PROBLEM TO WORK ON:
Return all lines below containing the word "развитие".

-- -- --

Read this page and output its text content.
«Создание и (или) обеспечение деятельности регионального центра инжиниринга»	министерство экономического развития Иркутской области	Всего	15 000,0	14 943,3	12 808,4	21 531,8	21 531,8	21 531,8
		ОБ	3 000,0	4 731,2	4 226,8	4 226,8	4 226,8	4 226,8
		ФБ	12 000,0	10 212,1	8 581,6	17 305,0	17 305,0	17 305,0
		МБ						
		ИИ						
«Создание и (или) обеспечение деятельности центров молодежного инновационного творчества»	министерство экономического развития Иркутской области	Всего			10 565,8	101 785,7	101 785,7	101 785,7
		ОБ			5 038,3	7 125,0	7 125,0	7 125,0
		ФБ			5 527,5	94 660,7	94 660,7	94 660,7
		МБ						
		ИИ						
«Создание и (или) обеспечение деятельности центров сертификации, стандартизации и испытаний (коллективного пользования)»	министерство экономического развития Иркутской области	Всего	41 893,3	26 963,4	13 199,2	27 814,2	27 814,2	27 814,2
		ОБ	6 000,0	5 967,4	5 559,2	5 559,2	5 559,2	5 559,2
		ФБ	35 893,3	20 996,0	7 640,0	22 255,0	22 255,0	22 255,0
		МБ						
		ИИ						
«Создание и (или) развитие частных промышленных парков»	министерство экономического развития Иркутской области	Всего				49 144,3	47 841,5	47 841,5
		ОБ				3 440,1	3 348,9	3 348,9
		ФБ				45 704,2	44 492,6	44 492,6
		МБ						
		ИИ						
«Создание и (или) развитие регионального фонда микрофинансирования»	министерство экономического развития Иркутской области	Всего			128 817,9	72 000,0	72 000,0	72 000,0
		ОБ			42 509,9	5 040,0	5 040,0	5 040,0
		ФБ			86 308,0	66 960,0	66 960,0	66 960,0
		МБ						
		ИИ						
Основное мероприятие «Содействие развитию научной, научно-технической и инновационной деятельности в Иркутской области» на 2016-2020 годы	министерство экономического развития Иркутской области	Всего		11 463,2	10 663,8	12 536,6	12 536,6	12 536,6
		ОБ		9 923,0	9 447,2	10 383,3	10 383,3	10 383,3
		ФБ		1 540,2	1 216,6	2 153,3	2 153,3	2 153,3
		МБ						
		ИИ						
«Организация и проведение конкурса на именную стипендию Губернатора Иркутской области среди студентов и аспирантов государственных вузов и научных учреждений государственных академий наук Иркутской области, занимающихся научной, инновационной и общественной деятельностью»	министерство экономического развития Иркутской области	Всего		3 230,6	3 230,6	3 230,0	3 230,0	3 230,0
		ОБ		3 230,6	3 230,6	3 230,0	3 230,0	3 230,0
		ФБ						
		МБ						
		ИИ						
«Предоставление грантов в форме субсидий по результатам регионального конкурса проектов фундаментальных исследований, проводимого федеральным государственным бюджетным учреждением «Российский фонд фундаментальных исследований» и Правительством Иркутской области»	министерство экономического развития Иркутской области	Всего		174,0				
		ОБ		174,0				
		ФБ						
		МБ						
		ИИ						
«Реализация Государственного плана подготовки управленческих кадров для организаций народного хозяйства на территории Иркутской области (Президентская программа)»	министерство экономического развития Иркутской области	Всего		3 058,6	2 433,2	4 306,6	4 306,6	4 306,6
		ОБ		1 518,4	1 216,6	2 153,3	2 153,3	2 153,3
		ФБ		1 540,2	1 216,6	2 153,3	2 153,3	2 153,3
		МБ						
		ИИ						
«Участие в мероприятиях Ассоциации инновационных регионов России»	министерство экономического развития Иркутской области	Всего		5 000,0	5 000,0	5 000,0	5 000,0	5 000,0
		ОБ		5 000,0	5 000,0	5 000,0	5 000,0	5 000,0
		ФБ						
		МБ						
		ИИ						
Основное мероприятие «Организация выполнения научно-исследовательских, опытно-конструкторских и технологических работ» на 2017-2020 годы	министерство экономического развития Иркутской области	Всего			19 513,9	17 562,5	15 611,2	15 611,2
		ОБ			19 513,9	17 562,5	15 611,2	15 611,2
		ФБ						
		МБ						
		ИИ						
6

-- -- --

THE SOLUTION:
«Создание и (или) развитие частных промышленных парков»	министерство экономического развития Иркутской области	Всего				49 144,3	47 841,5	47 841,5
«Создание и (или) развитие регионального фонда микрофинансирования»	министерство экономического развития Иркутской области	Всего			128 817,9	72 000,0	72 000,0	72 000,0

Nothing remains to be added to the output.